● TASK DESCRIPTION: For this exercise, repeat all of the material verbatim apart from its images.

● TASK DATA:
━━━━
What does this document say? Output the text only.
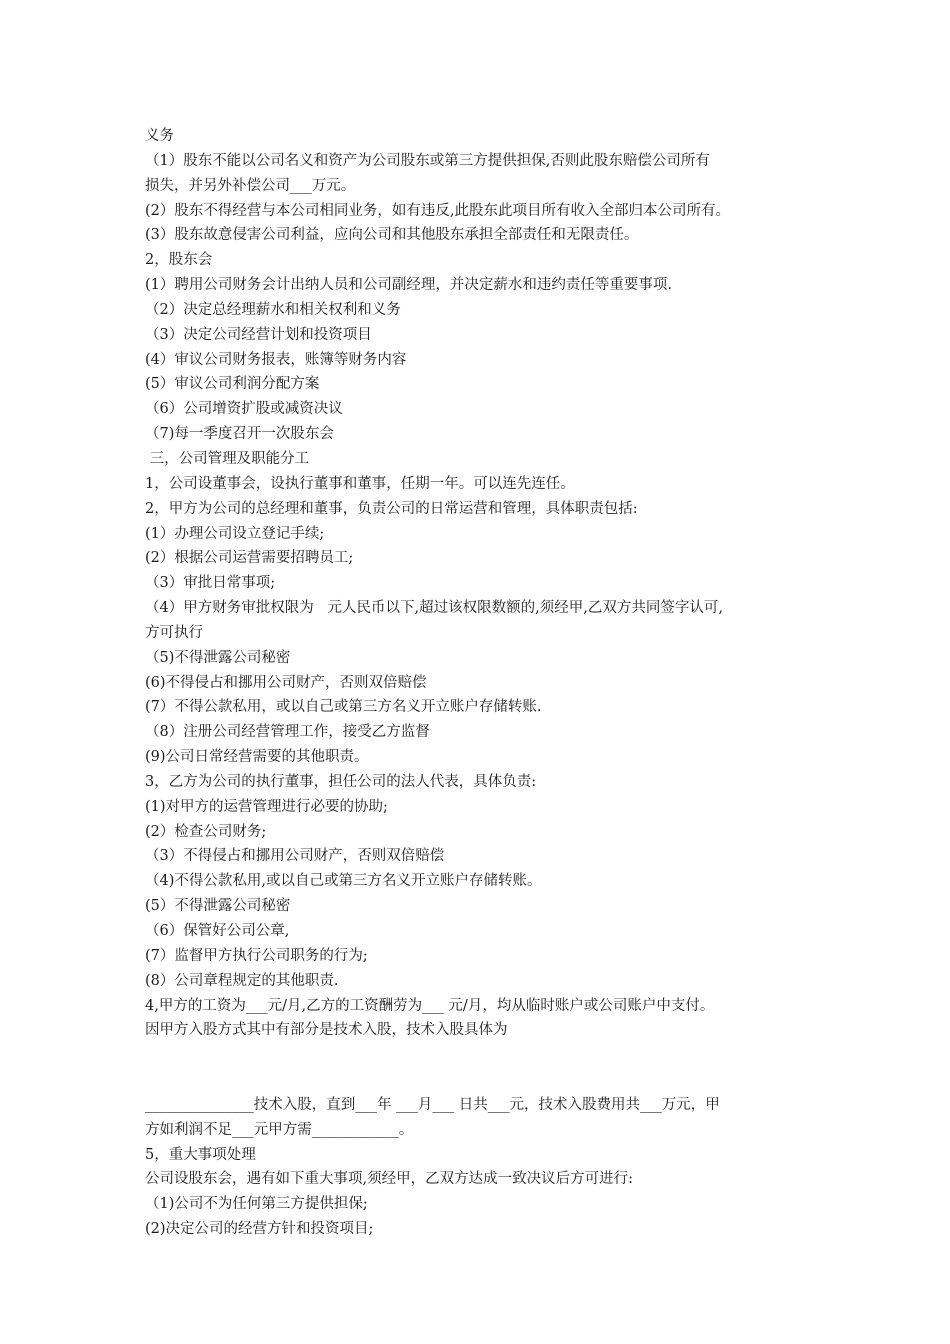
义务
（1）股东不能以公司名义和资产为公司股东或第三方提供担保,否则此股东赔偿公司所有
损失，并另外补偿公司___万元。
(2）股东不得经营与本公司相同业务，如有违反,此股东此项目所有收入全部归本公司所有。
(3）股东故意侵害公司利益，应向公司和其他股东承担全部责任和无限责任。
2，股东会
(1）聘用公司财务会计出纳人员和公司副经理，并决定薪水和违约责任等重要事项.
（2）决定总经理薪水和相关权利和义务
（3）决定公司经营计划和投资项目
(4）审议公司财务报表，账簿等财务内容
(5）审议公司利润分配方案
（6）公司增资扩股或减资决议
（7)每一季度召开一次股东会
三，公司管理及职能分工
1，公司设董事会，设执行董事和董事，任期一年。可以连先连任。
2，甲方为公司的总经理和董事，负责公司的日常运营和管理，具体职责包括:
(1）办理公司设立登记手续;
(2）根据公司运营需要招聘员工;
（3）审批日常事项;
（4）甲方财务审批权限为   元人民币以下,超过该权限数额的,须经甲,乙双方共同签字认可,
方可执行
（5)不得泄露公司秘密
(6)不得侵占和挪用公司财产，否则双倍赔偿
(7）不得公款私用，或以自己或第三方名义开立账户存储转账.
（8）注册公司经营管理工作，接受乙方监督
(9)公司日常经营需要的其他职责。
3，乙方为公司的执行董事，担任公司的法人代表，具体负责:
(1)对甲方的运营管理进行必要的协助;
(2）检查公司财务;
（3）不得侵占和挪用公司财产，否则双倍赔偿
（4)不得公款私用,或以自己或第三方名义开立账户存储转账。
(5）不得泄露公司秘密
（6）保管好公司公章,
(7）监督甲方执行公司职务的行为;
(8）公司章程规定的其他职责.
4,甲方的工资为___元/月,乙方的工资酬劳为___ 元/月，均从临时账户或公司账户中支付。
因甲方入股方式其中有部分是技术入股，技术入股具体为
_______________技术入股，直到___年 ___月___ 日共___元，技术入股费用共___万元，甲
方如利润不足___元甲方需____________。
5，重大事项处理
公司设股东会，遇有如下重大事项,须经甲，乙双方达成一致决议后方可进行:
（1)公司不为任何第三方提供担保;
(2)决定公司的经营方针和投资项目;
━━━━
● TASK ANSWER:
What does this document say? Output the text only.
义务
（1）股东不能以公司名义和资产为公司股东或第三方提供担保,否则此股东赔偿公司所有
损失，并另外补偿公司___万元。
(2）股东不得经营与本公司相同业务，如有违反,此股东此项目所有收入全部归本公司所有。
(3）股东故意侵害公司利益，应向公司和其他股东承担全部责任和无限责任。
2，股东会
(1）聘用公司财务会计出纳人员和公司副经理，并决定薪水和违约责任等重要事项.
（2）决定总经理薪水和相关权利和义务
（3）决定公司经营计划和投资项目
(4）审议公司财务报表，账簿等财务内容
(5）审议公司利润分配方案
（6）公司增资扩股或减资决议
（7)每一季度召开一次股东会
三，公司管理及职能分工
1，公司设董事会，设执行董事和董事，任期一年。可以连先连任。
2，甲方为公司的总经理和董事，负责公司的日常运营和管理，具体职责包括:
(1）办理公司设立登记手续;
(2）根据公司运营需要招聘员工;
（3）审批日常事项;
（4）甲方财务审批权限为   元人民币以下,超过该权限数额的,须经甲,乙双方共同签字认可,
方可执行
（5)不得泄露公司秘密
(6)不得侵占和挪用公司财产，否则双倍赔偿
(7）不得公款私用，或以自己或第三方名义开立账户存储转账.
（8）注册公司经营管理工作，接受乙方监督
(9)公司日常经营需要的其他职责。
3，乙方为公司的执行董事，担任公司的法人代表，具体负责:
(1)对甲方的运营管理进行必要的协助;
(2）检查公司财务;
（3）不得侵占和挪用公司财产，否则双倍赔偿
（4)不得公款私用,或以自己或第三方名义开立账户存储转账。
(5）不得泄露公司秘密
（6）保管好公司公章,
(7）监督甲方执行公司职务的行为;
(8）公司章程规定的其他职责.
4,甲方的工资为___元/月,乙方的工资酬劳为___ 元/月，均从临时账户或公司账户中支付。
因甲方入股方式其中有部分是技术入股，技术入股具体为
_______________技术入股，直到___年 ___月___ 日共___元，技术入股费用共___万元，甲
方如利润不足___元甲方需____________。
5，重大事项处理
公司设股东会，遇有如下重大事项,须经甲，乙双方达成一致决议后方可进行:
（1)公司不为任何第三方提供担保;
(2)决定公司的经营方针和投资项目;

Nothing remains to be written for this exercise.